● **Work required**:
Your task is to quote the material that follows, in full and exactly.

Extracted records
###

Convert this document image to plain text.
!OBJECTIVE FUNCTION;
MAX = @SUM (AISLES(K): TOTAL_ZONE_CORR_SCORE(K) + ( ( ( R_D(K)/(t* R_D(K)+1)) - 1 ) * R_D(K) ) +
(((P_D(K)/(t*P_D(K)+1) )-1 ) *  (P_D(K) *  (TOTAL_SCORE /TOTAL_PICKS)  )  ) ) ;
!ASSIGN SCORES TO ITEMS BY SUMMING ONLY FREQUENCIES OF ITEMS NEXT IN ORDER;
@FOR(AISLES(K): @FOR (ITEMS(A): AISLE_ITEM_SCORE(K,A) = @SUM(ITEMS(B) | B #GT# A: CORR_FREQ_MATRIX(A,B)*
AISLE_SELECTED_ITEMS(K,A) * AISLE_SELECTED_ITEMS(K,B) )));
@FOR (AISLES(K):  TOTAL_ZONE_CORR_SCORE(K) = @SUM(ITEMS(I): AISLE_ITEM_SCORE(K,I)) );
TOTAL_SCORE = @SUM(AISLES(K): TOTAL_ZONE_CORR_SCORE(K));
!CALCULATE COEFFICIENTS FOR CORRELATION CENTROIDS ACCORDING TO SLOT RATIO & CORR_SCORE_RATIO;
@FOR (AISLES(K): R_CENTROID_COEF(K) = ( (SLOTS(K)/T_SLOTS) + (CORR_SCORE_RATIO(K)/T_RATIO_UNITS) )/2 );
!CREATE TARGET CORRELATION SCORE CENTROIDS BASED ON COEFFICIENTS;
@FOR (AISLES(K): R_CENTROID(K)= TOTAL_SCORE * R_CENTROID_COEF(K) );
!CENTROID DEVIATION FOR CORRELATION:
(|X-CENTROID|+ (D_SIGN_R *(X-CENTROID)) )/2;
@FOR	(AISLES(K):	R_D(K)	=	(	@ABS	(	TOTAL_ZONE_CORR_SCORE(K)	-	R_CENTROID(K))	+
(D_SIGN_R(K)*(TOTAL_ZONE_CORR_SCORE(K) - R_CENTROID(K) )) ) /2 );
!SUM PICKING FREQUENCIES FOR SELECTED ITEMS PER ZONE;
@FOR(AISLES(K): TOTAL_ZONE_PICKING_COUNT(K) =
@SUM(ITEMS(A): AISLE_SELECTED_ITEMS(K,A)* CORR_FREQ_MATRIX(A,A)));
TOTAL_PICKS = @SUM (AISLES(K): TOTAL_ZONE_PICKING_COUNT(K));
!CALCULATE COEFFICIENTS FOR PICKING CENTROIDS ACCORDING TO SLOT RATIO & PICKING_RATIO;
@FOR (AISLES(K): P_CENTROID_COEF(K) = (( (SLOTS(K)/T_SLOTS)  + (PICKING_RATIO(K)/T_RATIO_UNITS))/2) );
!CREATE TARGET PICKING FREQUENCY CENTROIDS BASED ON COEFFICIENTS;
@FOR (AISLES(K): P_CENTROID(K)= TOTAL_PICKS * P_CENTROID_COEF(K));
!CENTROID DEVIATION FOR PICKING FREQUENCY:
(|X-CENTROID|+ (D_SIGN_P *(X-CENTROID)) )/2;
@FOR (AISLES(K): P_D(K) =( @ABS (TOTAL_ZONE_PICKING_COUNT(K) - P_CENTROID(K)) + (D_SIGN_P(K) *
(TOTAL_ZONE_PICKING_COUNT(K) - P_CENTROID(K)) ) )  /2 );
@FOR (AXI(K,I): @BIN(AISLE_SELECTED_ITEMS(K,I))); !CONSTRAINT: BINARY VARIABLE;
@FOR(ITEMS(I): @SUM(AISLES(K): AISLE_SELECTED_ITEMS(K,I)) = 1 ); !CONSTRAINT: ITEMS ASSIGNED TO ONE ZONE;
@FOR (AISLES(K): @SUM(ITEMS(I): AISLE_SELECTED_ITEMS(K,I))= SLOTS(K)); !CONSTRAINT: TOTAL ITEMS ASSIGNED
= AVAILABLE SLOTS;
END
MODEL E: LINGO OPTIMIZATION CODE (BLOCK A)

###

● **Exercise answer**:
Convert this document image to plain text.
!OBJECTIVE FUNCTION;
MAX = @SUM (AISLES(K): TOTAL_ZONE_CORR_SCORE(K) + ( ( ( R_D(K)/(t* R_D(K)+1)) - 1 ) * R_D(K) ) +
(((P_D(K)/(t*P_D(K)+1) )-1 ) *  (P_D(K) *  (TOTAL_SCORE /TOTAL_PICKS)  )  ) ) ;
!ASSIGN SCORES TO ITEMS BY SUMMING ONLY FREQUENCIES OF ITEMS NEXT IN ORDER;
@FOR(AISLES(K): @FOR (ITEMS(A): AISLE_ITEM_SCORE(K,A) = @SUM(ITEMS(B) | B #GT# A: CORR_FREQ_MATRIX(A,B)*
AISLE_SELECTED_ITEMS(K,A) * AISLE_SELECTED_ITEMS(K,B) )));
@FOR (AISLES(K):  TOTAL_ZONE_CORR_SCORE(K) = @SUM(ITEMS(I): AISLE_ITEM_SCORE(K,I)) );
TOTAL_SCORE = @SUM(AISLES(K): TOTAL_ZONE_CORR_SCORE(K));
!CALCULATE COEFFICIENTS FOR CORRELATION CENTROIDS ACCORDING TO SLOT RATIO & CORR_SCORE_RATIO;
@FOR (AISLES(K): R_CENTROID_COEF(K) = ( (SLOTS(K)/T_SLOTS) + (CORR_SCORE_RATIO(K)/T_RATIO_UNITS) )/2 );
!CREATE TARGET CORRELATION SCORE CENTROIDS BASED ON COEFFICIENTS;
@FOR (AISLES(K): R_CENTROID(K)= TOTAL_SCORE * R_CENTROID_COEF(K) );
!CENTROID DEVIATION FOR CORRELATION:
(|X-CENTROID|+ (D_SIGN_R *(X-CENTROID)) )/2;
@FOR	(AISLES(K):	R_D(K)	=	(	@ABS	(	TOTAL_ZONE_CORR_SCORE(K)	-	R_CENTROID(K))	+
(D_SIGN_R(K)*(TOTAL_ZONE_CORR_SCORE(K) - R_CENTROID(K) )) ) /2 );
!SUM PICKING FREQUENCIES FOR SELECTED ITEMS PER ZONE;
@FOR(AISLES(K): TOTAL_ZONE_PICKING_COUNT(K) =
@SUM(ITEMS(A): AISLE_SELECTED_ITEMS(K,A)* CORR_FREQ_MATRIX(A,A)));
TOTAL_PICKS = @SUM (AISLES(K): TOTAL_ZONE_PICKING_COUNT(K));
!CALCULATE COEFFICIENTS FOR PICKING CENTROIDS ACCORDING TO SLOT RATIO & PICKING_RATIO;
@FOR (AISLES(K): P_CENTROID_COEF(K) = (( (SLOTS(K)/T_SLOTS)  + (PICKING_RATIO(K)/T_RATIO_UNITS))/2) );
!CREATE TARGET PICKING FREQUENCY CENTROIDS BASED ON COEFFICIENTS;
@FOR (AISLES(K): P_CENTROID(K)= TOTAL_PICKS * P_CENTROID_COEF(K));
!CENTROID DEVIATION FOR PICKING FREQUENCY:
(|X-CENTROID|+ (D_SIGN_P *(X-CENTROID)) )/2;
@FOR (AISLES(K): P_D(K) =( @ABS (TOTAL_ZONE_PICKING_COUNT(K) - P_CENTROID(K)) + (D_SIGN_P(K) *
(TOTAL_ZONE_PICKING_COUNT(K) - P_CENTROID(K)) ) )  /2 );
@FOR (AXI(K,I): @BIN(AISLE_SELECTED_ITEMS(K,I))); !CONSTRAINT: BINARY VARIABLE;
@FOR(ITEMS(I): @SUM(AISLES(K): AISLE_SELECTED_ITEMS(K,I)) = 1 ); !CONSTRAINT: ITEMS ASSIGNED TO ONE ZONE;
@FOR (AISLES(K): @SUM(ITEMS(I): AISLE_SELECTED_ITEMS(K,I))= SLOTS(K)); !CONSTRAINT: TOTAL ITEMS ASSIGNED
= AVAILABLE SLOTS;
END
MODEL E: LINGO OPTIMIZATION CODE (BLOCK A)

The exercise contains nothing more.